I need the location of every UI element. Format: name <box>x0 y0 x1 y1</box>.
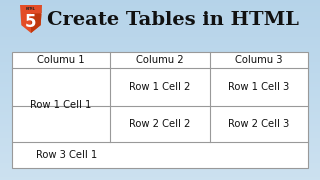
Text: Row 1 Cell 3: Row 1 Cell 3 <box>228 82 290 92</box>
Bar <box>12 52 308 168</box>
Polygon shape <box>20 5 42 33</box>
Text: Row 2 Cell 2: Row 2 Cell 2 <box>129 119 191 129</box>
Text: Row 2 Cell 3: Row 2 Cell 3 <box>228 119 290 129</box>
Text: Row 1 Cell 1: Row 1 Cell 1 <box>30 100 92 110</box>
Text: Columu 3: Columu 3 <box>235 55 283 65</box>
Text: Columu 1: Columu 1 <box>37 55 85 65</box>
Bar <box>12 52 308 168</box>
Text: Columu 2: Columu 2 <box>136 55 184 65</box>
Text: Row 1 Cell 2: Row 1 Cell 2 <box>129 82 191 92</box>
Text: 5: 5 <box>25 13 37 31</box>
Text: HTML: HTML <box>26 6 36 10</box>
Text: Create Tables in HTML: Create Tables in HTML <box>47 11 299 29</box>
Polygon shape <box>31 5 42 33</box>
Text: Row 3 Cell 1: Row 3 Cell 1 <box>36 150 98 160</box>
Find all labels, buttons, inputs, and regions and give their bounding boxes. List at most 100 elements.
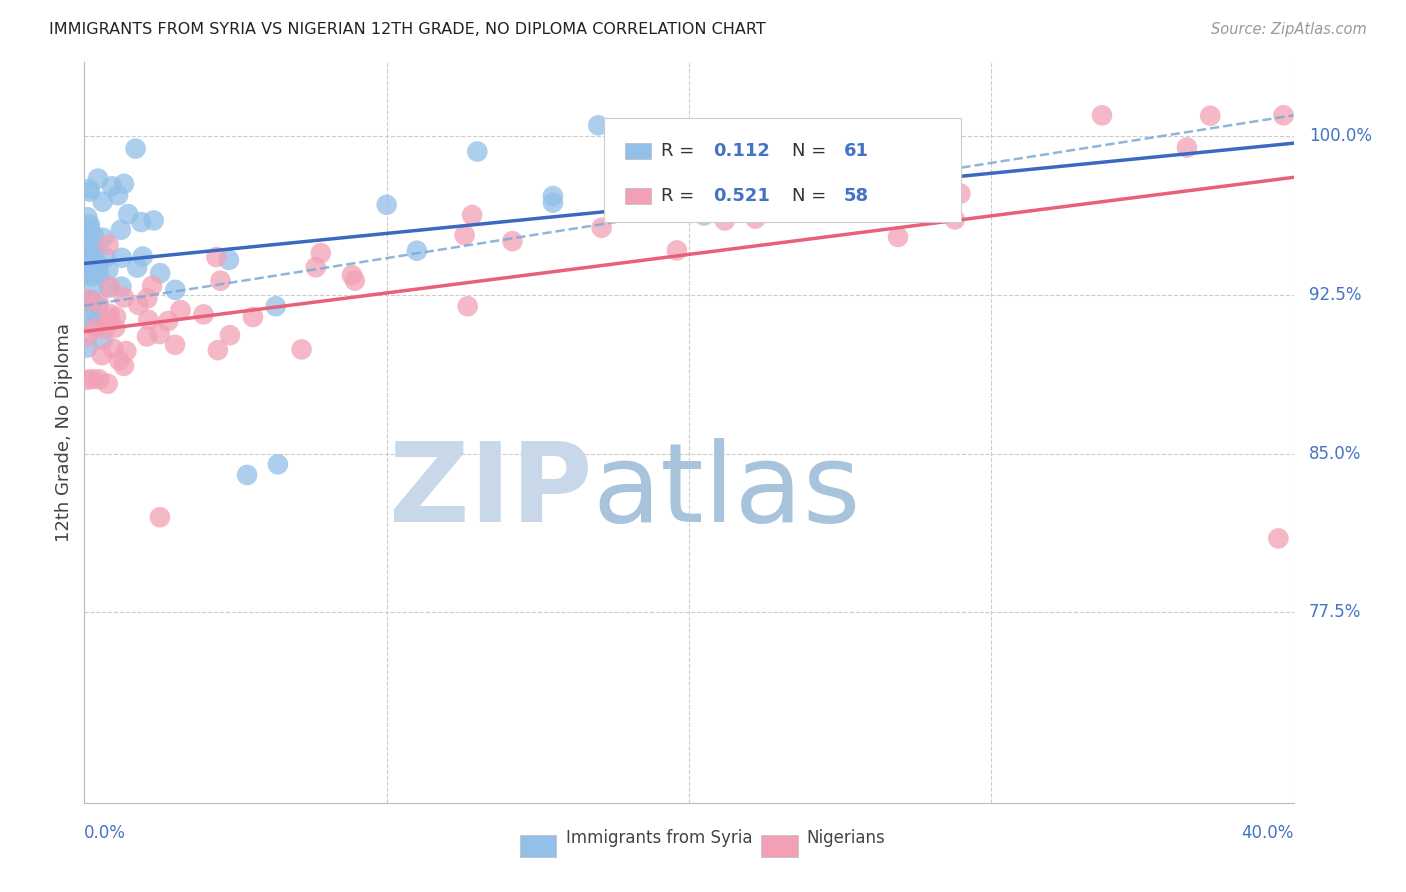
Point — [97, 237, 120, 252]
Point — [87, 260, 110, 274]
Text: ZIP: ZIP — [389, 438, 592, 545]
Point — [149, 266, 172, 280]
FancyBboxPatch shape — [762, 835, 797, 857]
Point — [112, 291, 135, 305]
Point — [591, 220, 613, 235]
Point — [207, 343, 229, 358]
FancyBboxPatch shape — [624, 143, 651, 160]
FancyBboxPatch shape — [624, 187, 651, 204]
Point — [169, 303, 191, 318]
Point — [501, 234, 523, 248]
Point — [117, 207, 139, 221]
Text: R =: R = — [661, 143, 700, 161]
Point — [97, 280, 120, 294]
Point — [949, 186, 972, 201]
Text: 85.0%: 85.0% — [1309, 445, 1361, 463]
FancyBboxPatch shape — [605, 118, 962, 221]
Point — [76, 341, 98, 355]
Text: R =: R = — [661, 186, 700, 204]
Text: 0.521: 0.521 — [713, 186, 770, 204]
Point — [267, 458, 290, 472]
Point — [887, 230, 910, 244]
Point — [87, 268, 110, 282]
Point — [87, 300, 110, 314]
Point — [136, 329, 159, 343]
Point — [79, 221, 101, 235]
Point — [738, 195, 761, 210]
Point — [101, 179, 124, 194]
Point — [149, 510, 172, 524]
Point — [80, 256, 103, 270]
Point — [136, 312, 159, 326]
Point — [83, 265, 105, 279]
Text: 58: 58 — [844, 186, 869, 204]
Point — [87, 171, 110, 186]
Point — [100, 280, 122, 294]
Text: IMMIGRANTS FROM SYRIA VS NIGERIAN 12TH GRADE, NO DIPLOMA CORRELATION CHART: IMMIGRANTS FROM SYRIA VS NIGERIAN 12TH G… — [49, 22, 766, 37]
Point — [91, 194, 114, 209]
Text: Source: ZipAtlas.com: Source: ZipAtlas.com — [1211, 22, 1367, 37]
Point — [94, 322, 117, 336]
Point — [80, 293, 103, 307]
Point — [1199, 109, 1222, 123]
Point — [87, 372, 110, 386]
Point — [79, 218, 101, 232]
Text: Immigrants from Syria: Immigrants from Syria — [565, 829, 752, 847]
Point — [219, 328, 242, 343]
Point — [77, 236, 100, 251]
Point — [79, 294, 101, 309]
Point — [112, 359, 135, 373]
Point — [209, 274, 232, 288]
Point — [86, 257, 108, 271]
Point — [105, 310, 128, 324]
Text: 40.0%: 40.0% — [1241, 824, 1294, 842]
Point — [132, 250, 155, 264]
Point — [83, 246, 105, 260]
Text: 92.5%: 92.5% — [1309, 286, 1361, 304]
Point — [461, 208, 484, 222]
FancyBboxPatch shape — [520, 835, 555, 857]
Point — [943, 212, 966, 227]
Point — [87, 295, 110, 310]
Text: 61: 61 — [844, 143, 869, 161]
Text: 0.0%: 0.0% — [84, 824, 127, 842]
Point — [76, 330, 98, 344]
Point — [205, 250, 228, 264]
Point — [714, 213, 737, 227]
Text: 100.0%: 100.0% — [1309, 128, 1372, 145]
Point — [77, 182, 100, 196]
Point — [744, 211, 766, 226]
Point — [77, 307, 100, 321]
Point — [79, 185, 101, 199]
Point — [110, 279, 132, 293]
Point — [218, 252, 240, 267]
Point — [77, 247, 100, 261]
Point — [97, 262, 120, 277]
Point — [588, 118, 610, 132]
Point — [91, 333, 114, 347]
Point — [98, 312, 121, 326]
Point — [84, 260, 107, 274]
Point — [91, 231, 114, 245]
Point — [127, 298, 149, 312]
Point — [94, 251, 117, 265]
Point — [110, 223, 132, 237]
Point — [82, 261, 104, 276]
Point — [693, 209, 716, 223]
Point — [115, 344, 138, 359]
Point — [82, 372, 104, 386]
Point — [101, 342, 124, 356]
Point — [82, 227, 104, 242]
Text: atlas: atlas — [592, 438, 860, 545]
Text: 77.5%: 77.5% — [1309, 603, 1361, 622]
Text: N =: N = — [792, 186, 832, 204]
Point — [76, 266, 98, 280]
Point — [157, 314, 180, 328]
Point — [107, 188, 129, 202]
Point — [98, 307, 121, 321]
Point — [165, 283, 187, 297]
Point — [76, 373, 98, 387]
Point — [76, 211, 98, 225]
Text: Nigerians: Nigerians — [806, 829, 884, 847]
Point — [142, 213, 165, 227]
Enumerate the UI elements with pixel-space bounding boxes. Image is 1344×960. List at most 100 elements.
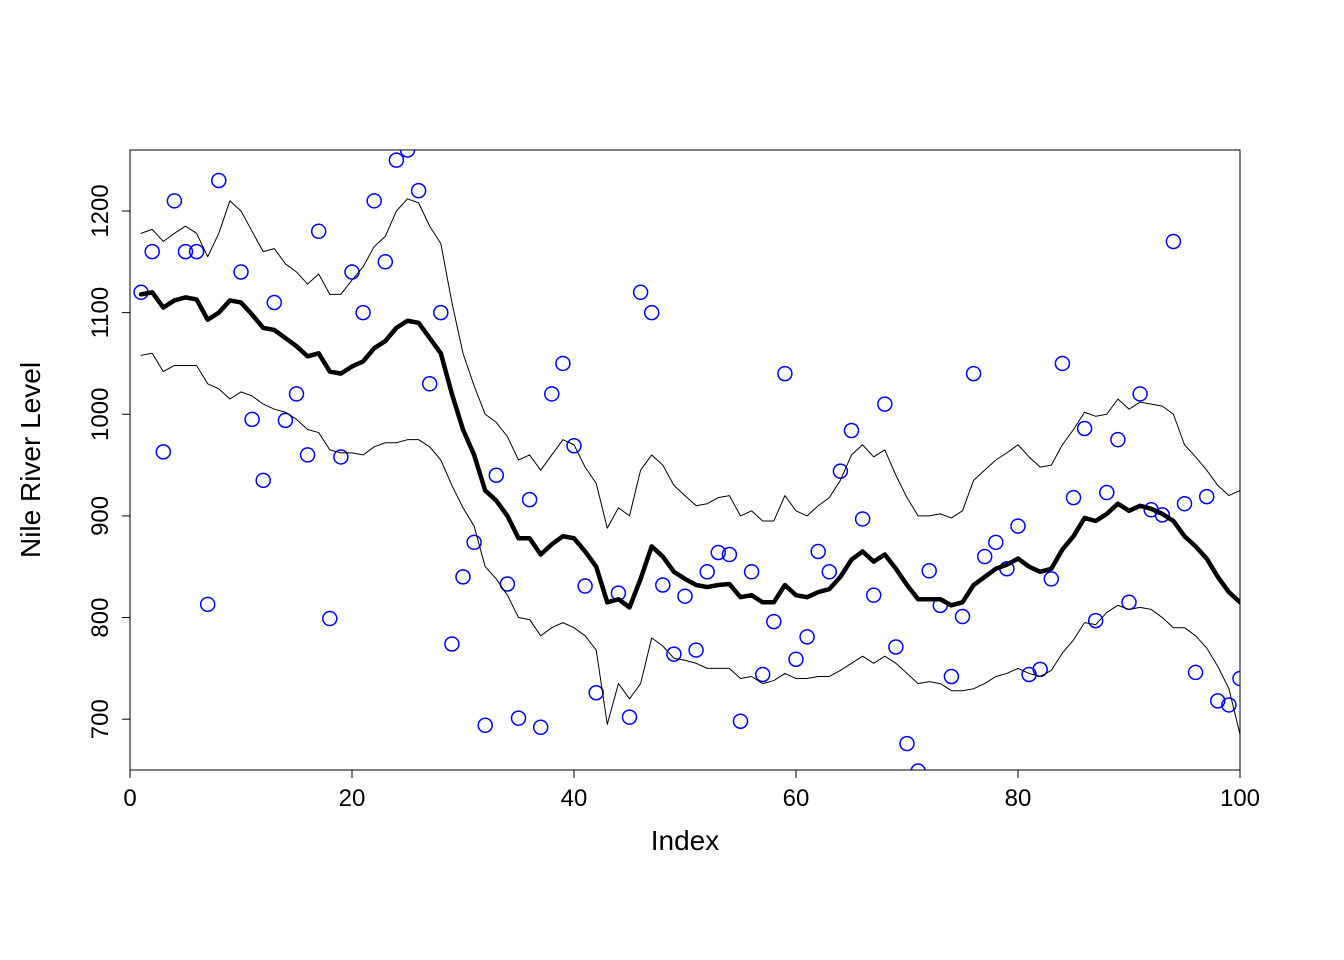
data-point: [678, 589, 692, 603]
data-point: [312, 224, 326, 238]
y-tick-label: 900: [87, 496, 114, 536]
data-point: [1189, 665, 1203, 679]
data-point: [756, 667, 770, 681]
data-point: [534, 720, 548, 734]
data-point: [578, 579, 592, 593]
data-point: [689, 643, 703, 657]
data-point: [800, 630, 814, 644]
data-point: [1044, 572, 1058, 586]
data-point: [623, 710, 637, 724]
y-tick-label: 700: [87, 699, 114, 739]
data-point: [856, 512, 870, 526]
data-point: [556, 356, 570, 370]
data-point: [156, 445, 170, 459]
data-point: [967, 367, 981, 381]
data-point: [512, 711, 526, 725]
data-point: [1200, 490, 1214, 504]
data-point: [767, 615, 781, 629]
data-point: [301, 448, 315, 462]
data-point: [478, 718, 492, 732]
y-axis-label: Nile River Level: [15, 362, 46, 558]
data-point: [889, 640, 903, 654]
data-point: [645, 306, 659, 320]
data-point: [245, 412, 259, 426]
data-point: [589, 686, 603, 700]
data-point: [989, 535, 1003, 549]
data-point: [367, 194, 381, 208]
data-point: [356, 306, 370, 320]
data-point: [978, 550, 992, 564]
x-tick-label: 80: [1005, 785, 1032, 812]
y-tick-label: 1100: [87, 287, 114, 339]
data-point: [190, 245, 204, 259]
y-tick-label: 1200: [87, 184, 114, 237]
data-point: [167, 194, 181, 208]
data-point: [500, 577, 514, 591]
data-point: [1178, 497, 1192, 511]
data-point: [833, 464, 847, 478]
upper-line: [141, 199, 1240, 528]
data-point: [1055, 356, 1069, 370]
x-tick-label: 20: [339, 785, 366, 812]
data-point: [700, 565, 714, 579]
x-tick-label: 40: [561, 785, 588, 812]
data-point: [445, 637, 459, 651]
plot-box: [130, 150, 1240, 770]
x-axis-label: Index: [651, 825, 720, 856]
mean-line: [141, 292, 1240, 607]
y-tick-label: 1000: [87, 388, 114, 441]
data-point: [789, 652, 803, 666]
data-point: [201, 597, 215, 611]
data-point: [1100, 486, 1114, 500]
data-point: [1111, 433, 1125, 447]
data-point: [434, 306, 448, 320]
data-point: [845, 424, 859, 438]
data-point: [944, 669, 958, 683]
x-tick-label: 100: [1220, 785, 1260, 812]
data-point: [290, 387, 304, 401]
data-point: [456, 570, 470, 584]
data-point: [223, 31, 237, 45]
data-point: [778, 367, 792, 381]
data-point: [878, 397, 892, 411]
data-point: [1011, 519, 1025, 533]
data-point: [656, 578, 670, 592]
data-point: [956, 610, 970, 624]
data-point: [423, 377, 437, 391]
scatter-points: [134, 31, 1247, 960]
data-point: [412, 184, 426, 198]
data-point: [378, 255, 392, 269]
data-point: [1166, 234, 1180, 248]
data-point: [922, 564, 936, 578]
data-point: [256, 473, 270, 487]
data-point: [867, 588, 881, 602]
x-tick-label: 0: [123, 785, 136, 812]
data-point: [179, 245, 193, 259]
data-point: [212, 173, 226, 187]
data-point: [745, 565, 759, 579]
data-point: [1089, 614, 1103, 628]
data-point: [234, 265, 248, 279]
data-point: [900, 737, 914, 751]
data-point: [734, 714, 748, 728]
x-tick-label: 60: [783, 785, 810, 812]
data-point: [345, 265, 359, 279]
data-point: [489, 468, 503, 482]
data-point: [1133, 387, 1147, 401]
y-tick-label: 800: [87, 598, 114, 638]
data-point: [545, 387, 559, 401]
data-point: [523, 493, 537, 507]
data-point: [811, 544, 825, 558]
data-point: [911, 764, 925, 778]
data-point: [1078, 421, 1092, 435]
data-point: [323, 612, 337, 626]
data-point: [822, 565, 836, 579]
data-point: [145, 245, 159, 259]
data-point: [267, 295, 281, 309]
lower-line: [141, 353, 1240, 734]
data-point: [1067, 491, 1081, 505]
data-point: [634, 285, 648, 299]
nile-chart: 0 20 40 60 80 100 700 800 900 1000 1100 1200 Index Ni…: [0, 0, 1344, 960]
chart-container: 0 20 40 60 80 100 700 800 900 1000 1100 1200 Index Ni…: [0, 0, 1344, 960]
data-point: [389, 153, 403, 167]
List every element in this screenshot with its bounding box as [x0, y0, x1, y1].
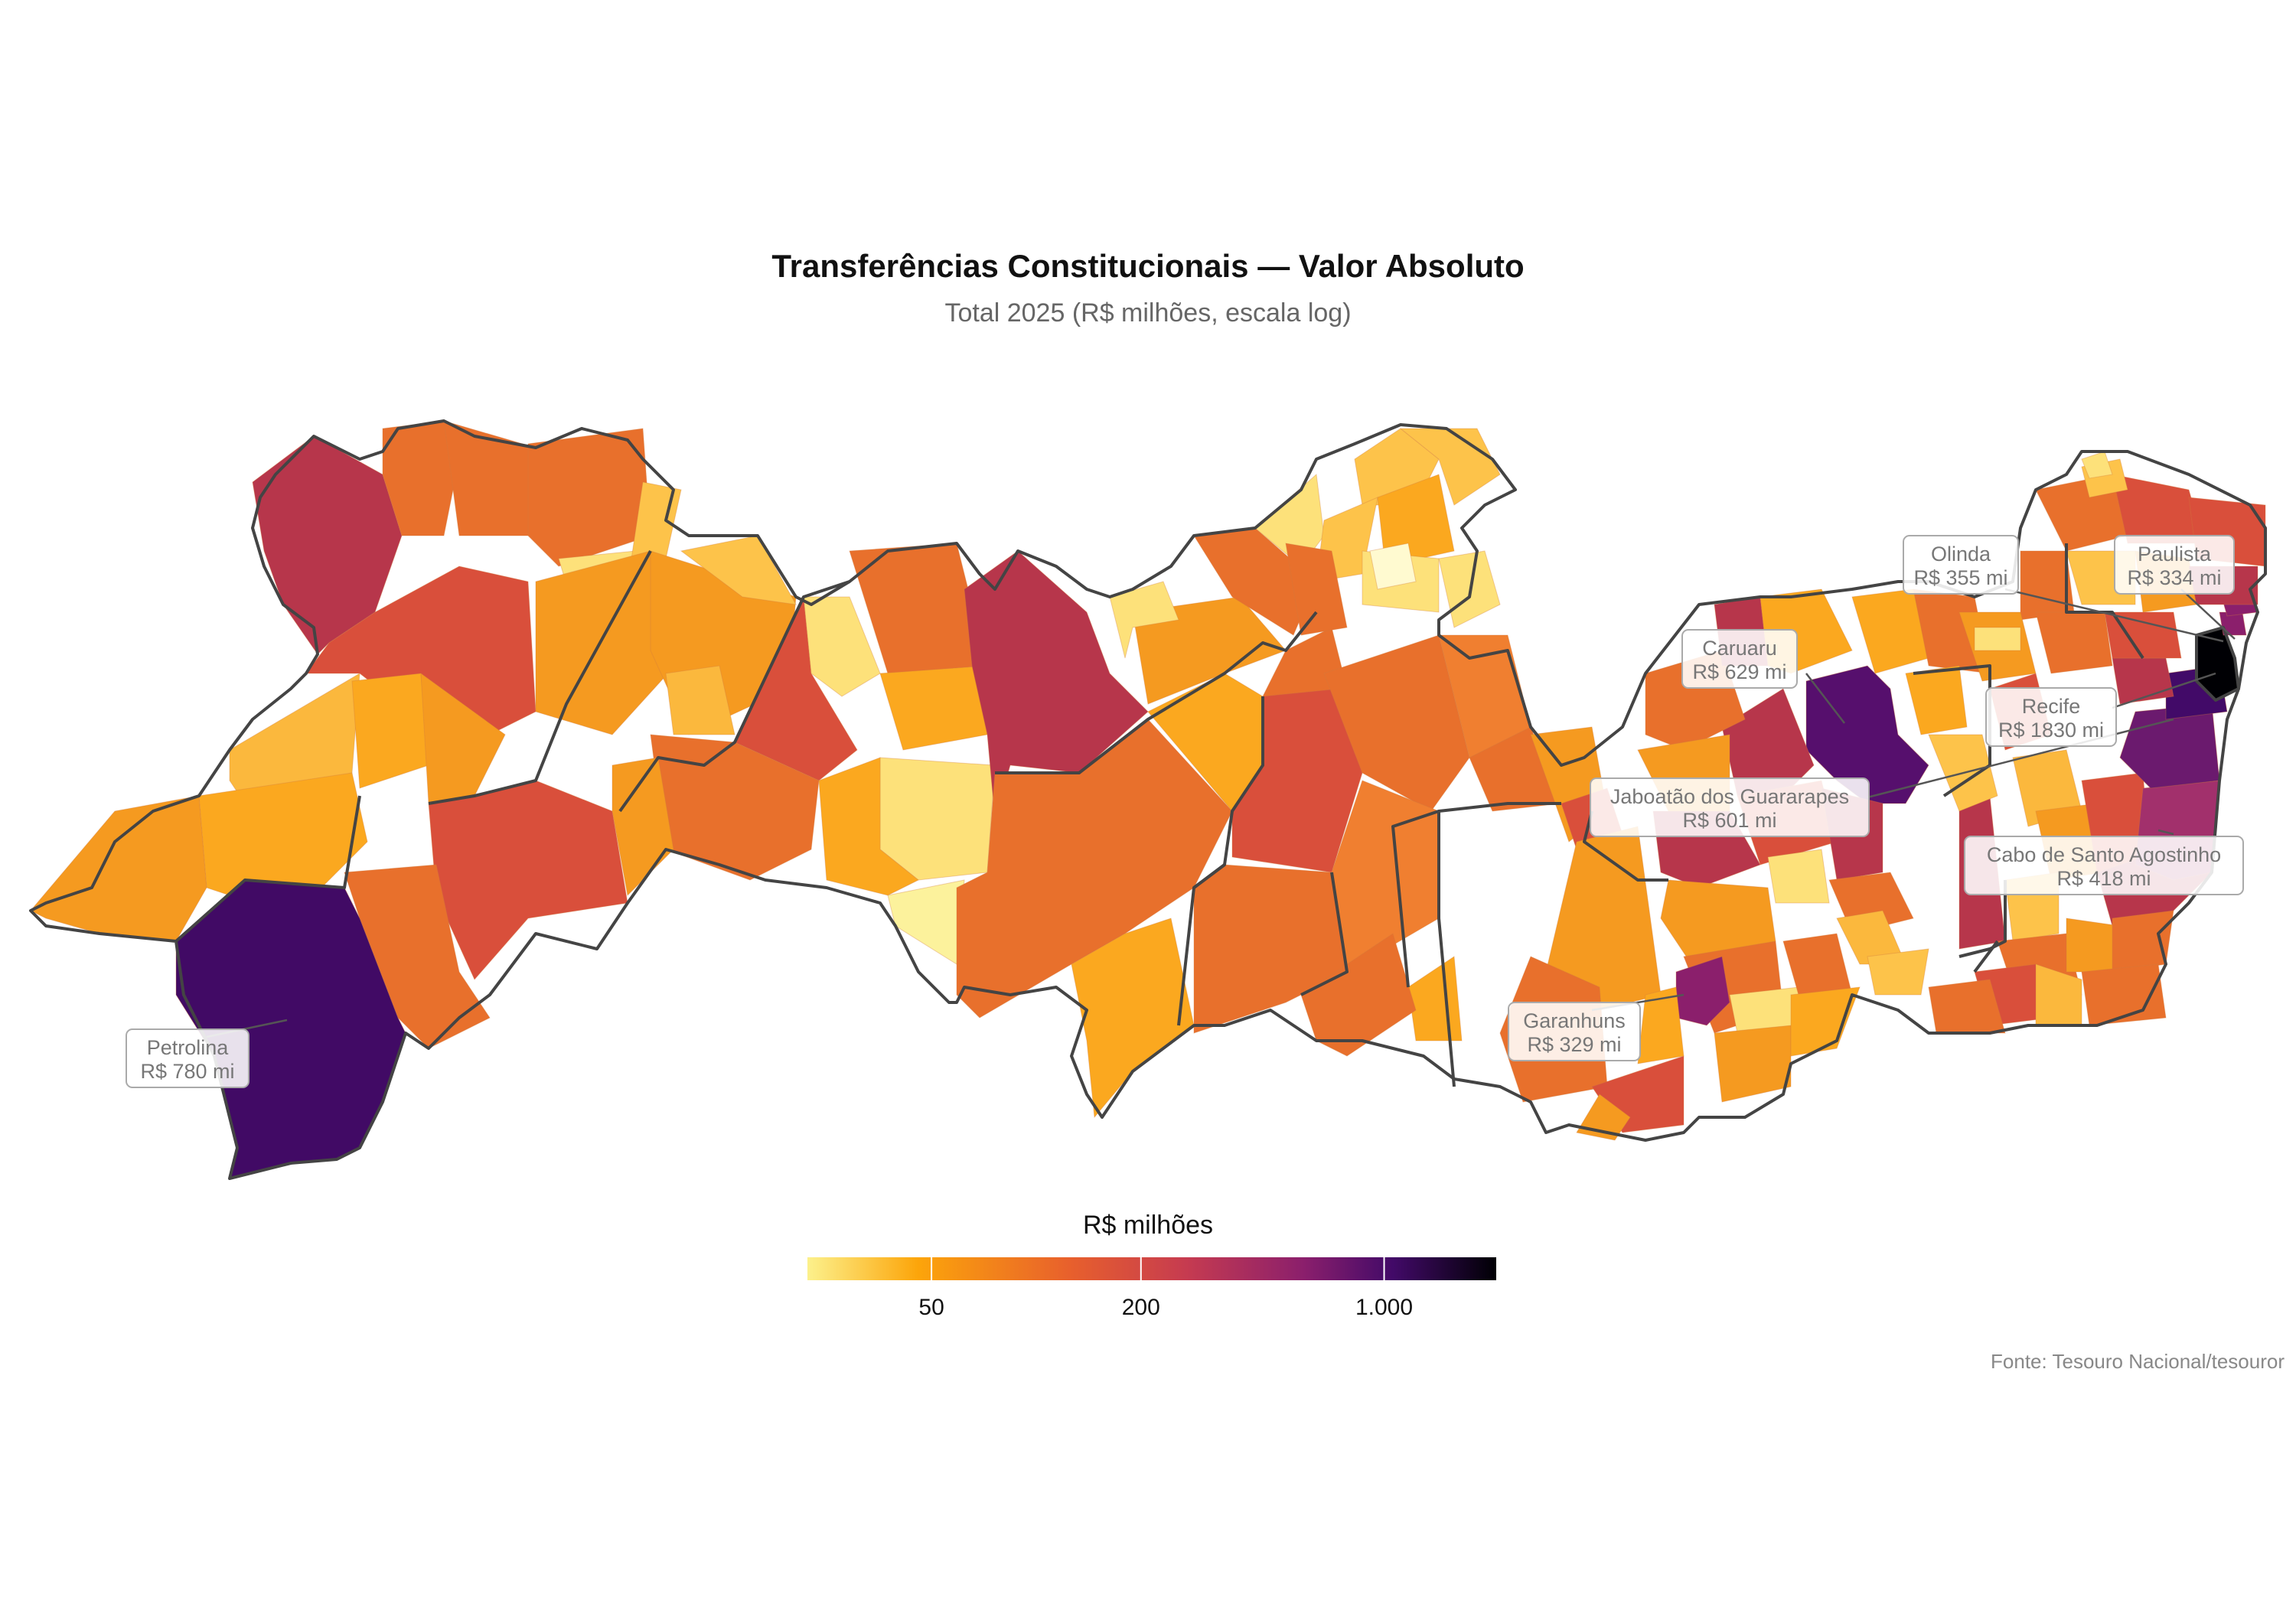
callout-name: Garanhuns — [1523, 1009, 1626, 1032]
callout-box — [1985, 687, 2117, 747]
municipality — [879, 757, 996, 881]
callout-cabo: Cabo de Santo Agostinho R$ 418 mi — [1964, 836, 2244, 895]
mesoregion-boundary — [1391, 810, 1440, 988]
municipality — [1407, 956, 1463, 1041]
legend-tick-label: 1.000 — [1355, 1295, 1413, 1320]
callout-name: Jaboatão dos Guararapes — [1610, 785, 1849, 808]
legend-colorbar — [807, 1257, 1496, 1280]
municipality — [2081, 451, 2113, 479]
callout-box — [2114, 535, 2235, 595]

[What is expected]:
Repeat everything from the line containing "Point — [97, 237, 120, 252]" down to the line containing "Text: 85.0%: 85.0% — [1309, 445, 1361, 463]", both of those lines included.

[The solution]:
Point — [97, 237, 120, 252]
Point — [87, 260, 110, 274]
Text: ZIP: ZIP — [389, 438, 592, 545]
Point — [149, 266, 172, 280]
FancyBboxPatch shape — [762, 835, 797, 857]
Point — [112, 291, 135, 305]
Point — [591, 220, 613, 235]
Point — [207, 343, 229, 358]
FancyBboxPatch shape — [624, 143, 651, 160]
FancyBboxPatch shape — [624, 187, 651, 204]
Point — [169, 303, 191, 318]
Point — [501, 234, 523, 248]
Point — [117, 207, 139, 221]
Text: R =: R = — [661, 143, 700, 161]
Point — [97, 280, 120, 294]
Point — [949, 186, 972, 201]
Text: 85.0%: 85.0% — [1309, 445, 1361, 463]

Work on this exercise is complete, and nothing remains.